◆ What the task requires
Reproduce every line of the listing word for word, from the line containing "218, 324, 389]" down to the line containing "143, 206, 160]", including both of those lines.

◆ Input records

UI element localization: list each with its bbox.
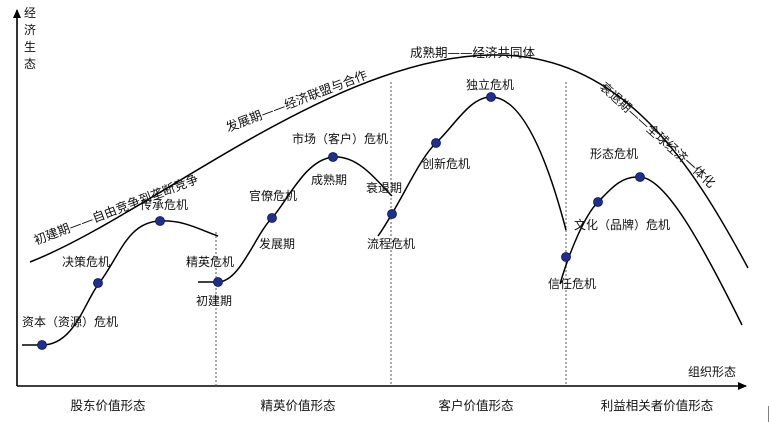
label-capital-crisis: 资本（资源）危机: [22, 315, 118, 329]
phase-label-mature: 成熟期——经济共同体: [410, 45, 536, 60]
crisis-dot: [267, 213, 277, 223]
phase-label-growth: 发展期——经济联盟与合作: [224, 67, 370, 135]
crisis-dot: [593, 197, 603, 207]
macro-economy-curve: [29, 54, 749, 269]
label-mature-stage: 成熟期: [311, 172, 347, 187]
crisis-dot: [561, 252, 571, 262]
crisis-dot: [387, 209, 397, 219]
y-axis-label-char: 济: [24, 22, 36, 37]
label-succession-crisis: 传承危机: [140, 197, 188, 212]
label-start-stage: 初建期: [196, 294, 232, 308]
crisis-dot: [93, 278, 103, 288]
bottom-label-stakeholder: 利益相关者价值形态: [601, 398, 714, 413]
label-innovation-crisis: 创新危机: [422, 156, 470, 171]
stage1-curve: [22, 220, 219, 346]
stage4-curve: [559, 176, 743, 326]
y-axis-label-char: 生: [24, 40, 36, 54]
crisis-dot: [37, 340, 47, 350]
stage2-curve: [198, 156, 393, 283]
label-bureaucracy-crisis: 官僚危机: [249, 188, 297, 203]
x-axis-label: 组织形态: [688, 365, 736, 379]
bottom-label-elite: 精英价值形态: [260, 398, 335, 413]
y-axis-label-char: 态: [24, 57, 36, 71]
label-growth-stage: 发展期: [259, 236, 295, 251]
crisis-dot: [155, 216, 165, 226]
bottom-label-customer: 客户价值形态: [438, 398, 513, 413]
label-decline-stage: 衰退期: [366, 180, 402, 195]
stage3-curve: [377, 96, 567, 237]
label-culture-crisis: 文化（品牌）危机: [574, 217, 670, 232]
label-independence-crisis: 独立危机: [466, 77, 514, 92]
label-decision-crisis: 决策危机: [62, 255, 110, 269]
crisis-dot: [431, 138, 441, 148]
crisis-dot: [635, 172, 645, 182]
phase-label-decline: 衰退期——全球经济一体化: [597, 79, 719, 191]
label-process-crisis: 流程危机: [367, 236, 415, 251]
y-axis-label-char: 经: [24, 6, 36, 20]
label-trust-crisis: 信任危机: [548, 277, 596, 291]
crisis-dot: [486, 92, 496, 102]
bottom-label-shareholder: 股东价值形态: [70, 398, 145, 413]
label-market-crisis: 市场（客户）危机: [292, 131, 388, 146]
crisis-dot: [328, 152, 338, 162]
label-elite-crisis: 精英危机: [186, 255, 234, 269]
crisis-dot: [213, 277, 223, 287]
label-form-crisis: 形态危机: [590, 147, 638, 161]
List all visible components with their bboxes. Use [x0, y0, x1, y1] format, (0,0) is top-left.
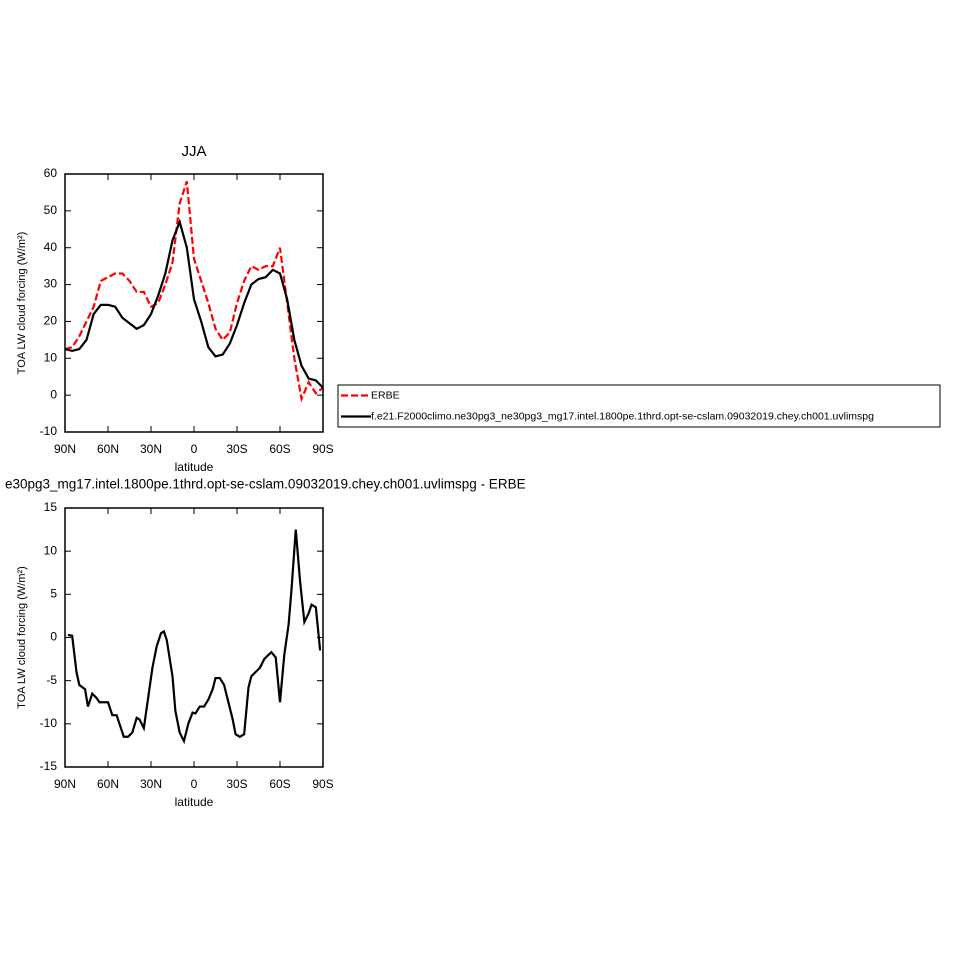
data-line	[64, 218, 324, 389]
y-tick-label: 15	[44, 500, 58, 514]
x-tick-label: 0	[191, 777, 198, 791]
x-tick-label: 60N	[97, 777, 119, 791]
y-axis-label: TOA LW cloud forcing (W/m²)	[16, 566, 28, 709]
y-tick-label: 30	[44, 277, 58, 291]
y-axis-label: TOA LW cloud forcing (W/m²)	[16, 232, 28, 375]
x-tick-label: 30N	[140, 777, 162, 791]
x-tick-label: 90S	[312, 442, 333, 456]
x-tick-label: 30S	[226, 777, 247, 791]
x-tick-label: 30S	[226, 442, 247, 456]
legend-label: ERBE	[371, 389, 400, 401]
x-axis-label: latitude	[175, 460, 214, 474]
y-tick-label: -15	[40, 759, 58, 773]
y-tick-label: 0	[50, 630, 57, 644]
y-tick-label: 0	[50, 387, 57, 401]
data-line	[67, 529, 322, 745]
y-tick-label: -5	[46, 673, 57, 687]
x-tick-label: 60N	[97, 442, 119, 456]
y-tick-label: 10	[44, 350, 58, 364]
x-tick-label: 60S	[269, 442, 290, 456]
y-tick-label: 5	[50, 587, 57, 601]
legend-box	[337, 384, 941, 428]
y-tick-label: 20	[44, 314, 58, 328]
y-tick-label: 50	[44, 203, 58, 217]
x-tick-label: 90N	[54, 777, 76, 791]
chart-title: JJA	[181, 143, 206, 160]
plot-frame	[64, 173, 324, 433]
y-tick-label: -10	[40, 424, 58, 438]
x-tick-label: 90N	[54, 442, 76, 456]
y-tick-label: 40	[44, 240, 58, 254]
x-tick-label: 0	[191, 442, 198, 456]
x-tick-label: 90S	[312, 777, 333, 791]
y-tick-label: 60	[44, 166, 58, 180]
plot-frame	[64, 507, 324, 768]
legend-label: f.e21.F2000climo.ne30pg3_ne30pg3_mg17.in…	[371, 410, 874, 422]
y-tick-label: 10	[44, 543, 58, 557]
data-line	[64, 181, 324, 403]
x-tick-label: 60S	[269, 777, 290, 791]
x-tick-label: 30N	[140, 442, 162, 456]
x-axis-label: latitude	[175, 795, 214, 809]
chart-title: e30pg3_mg17.intel.1800pe.1thrd.opt-se-cs…	[5, 477, 526, 492]
y-tick-label: -10	[40, 716, 58, 730]
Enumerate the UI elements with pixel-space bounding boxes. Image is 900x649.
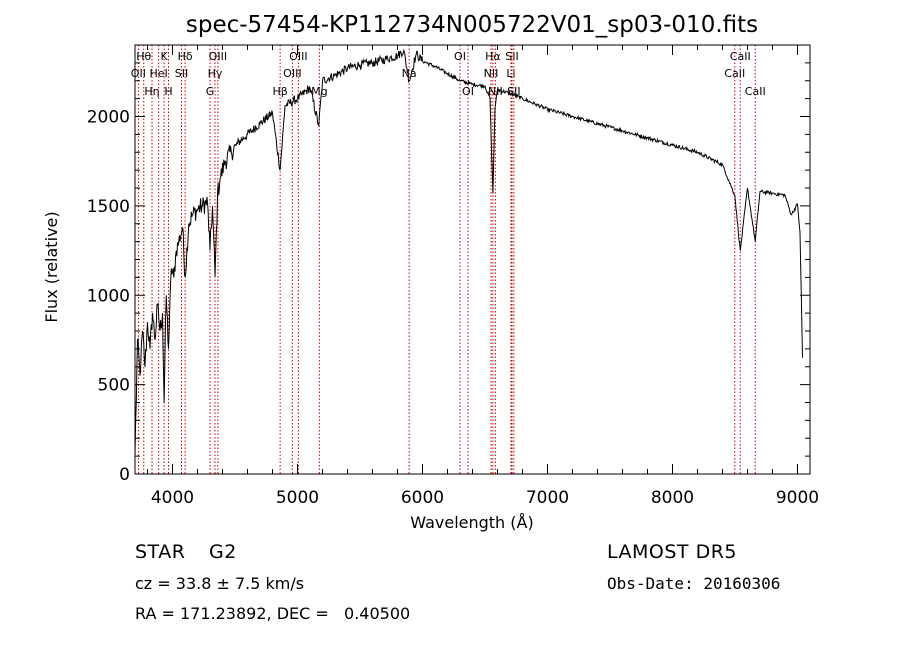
x-tick-label: 9000 [776,488,819,508]
survey-name: LAMOST DR5 [607,541,737,563]
line-label-5: H [164,85,172,98]
y-tick-label: 500 [98,376,130,396]
line-label-24: CaII [724,67,745,80]
line-label-26: CaII [745,85,766,98]
line-label-19: Hα [485,50,501,63]
line-label-4: K [161,50,169,63]
line-label-12: OIII [283,67,301,80]
y-tick-label: 2000 [87,108,130,128]
redshift-cz: cz = 33.8 ± 7.5 km/s [135,574,305,593]
axes-layer: 4000 5000 6000 7000 8000 9000 0 500 1000 1500 2000 [87,44,819,508]
object-class: STAR [135,541,186,563]
x-axis-label: Wavelength (Å) [410,513,533,532]
line-label-11: Hβ [272,85,287,98]
x-tick-label: 4000 [151,488,194,508]
line-label-16: OI [454,50,466,63]
x-tick-label: 6000 [401,488,444,508]
line-label-10: OIII [209,50,227,63]
x-tick-label: 8000 [651,488,694,508]
x-tick-label: 5000 [276,488,319,508]
x-tick-label: 7000 [526,488,569,508]
line-label-7: Hδ [178,50,193,63]
line-label-2: Hη [144,85,159,98]
line-label-3: HeI [149,67,167,80]
line-label-25: CaII [730,50,751,63]
object-subclass: G2 [209,541,237,563]
line-label-9: Hγ [208,67,223,80]
line-label-22: SII [505,50,518,63]
y-axis-label: Flux (relative) [42,211,61,322]
plot-frame [134,44,811,475]
line-label-17: OI [462,85,474,98]
series-layer [134,48,803,457]
coordinates: RA = 171.23892, DEC = 0.40500 [135,604,411,623]
y-tick-label: 0 [119,465,130,485]
y-tick-label: 1000 [87,286,130,306]
line-label-18: NII [484,67,499,80]
line-label-6: SII [175,67,188,80]
line-label-8: G [206,85,215,98]
observation-date: Obs-Date: 20160306 [607,574,781,593]
line-label-13: OIII [289,50,307,63]
spectral-line-markers: OIIHθHηHeIKHSIIHδGHγOIIIHβOIIIOIIIMgNaOI… [131,45,766,474]
line-label-21: Li [506,67,515,80]
line-label-20: NII [488,85,503,98]
spectrum-line [134,48,803,457]
line-label-15: Na [402,67,417,80]
y-tick-label: 1500 [87,197,130,217]
line-label-1: Hθ [136,50,151,63]
line-label-14: Mg [311,85,327,98]
chart-title: spec-57454-KP112734N005722V01_sp03-010.f… [186,12,758,38]
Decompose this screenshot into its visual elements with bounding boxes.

◆ Answer
data-line	[64, 218, 324, 389]
y-tick-label: 15	[44, 500, 58, 514]
x-tick-label: 0	[191, 777, 198, 791]
x-tick-label: 60N	[97, 777, 119, 791]
y-axis-label: TOA LW cloud forcing (W/m²)	[16, 566, 28, 709]
y-tick-label: 30	[44, 277, 58, 291]
y-axis-label: TOA LW cloud forcing (W/m²)	[16, 232, 28, 375]
x-tick-label: 30N	[140, 777, 162, 791]
x-tick-label: 90S	[312, 442, 333, 456]
x-tick-label: 30S	[226, 777, 247, 791]
x-tick-label: 30S	[226, 442, 247, 456]
legend-label: ERBE	[371, 389, 400, 401]
x-axis-label: latitude	[175, 460, 214, 474]
y-tick-label: -15	[40, 759, 58, 773]
y-tick-label: 0	[50, 630, 57, 644]
y-tick-label: 0	[50, 387, 57, 401]
data-line	[67, 529, 322, 745]
y-tick-label: -5	[46, 673, 57, 687]
x-tick-label: 60N	[97, 442, 119, 456]
y-tick-label: 10	[44, 350, 58, 364]
x-tick-label: 60S	[269, 442, 290, 456]
y-tick-label: 5	[50, 587, 57, 601]
legend-box	[337, 384, 941, 428]
y-tick-label: 20	[44, 314, 58, 328]
y-tick-label: 50	[44, 203, 58, 217]
x-tick-label: 90N	[54, 777, 76, 791]
chart-title: JJA	[181, 143, 206, 160]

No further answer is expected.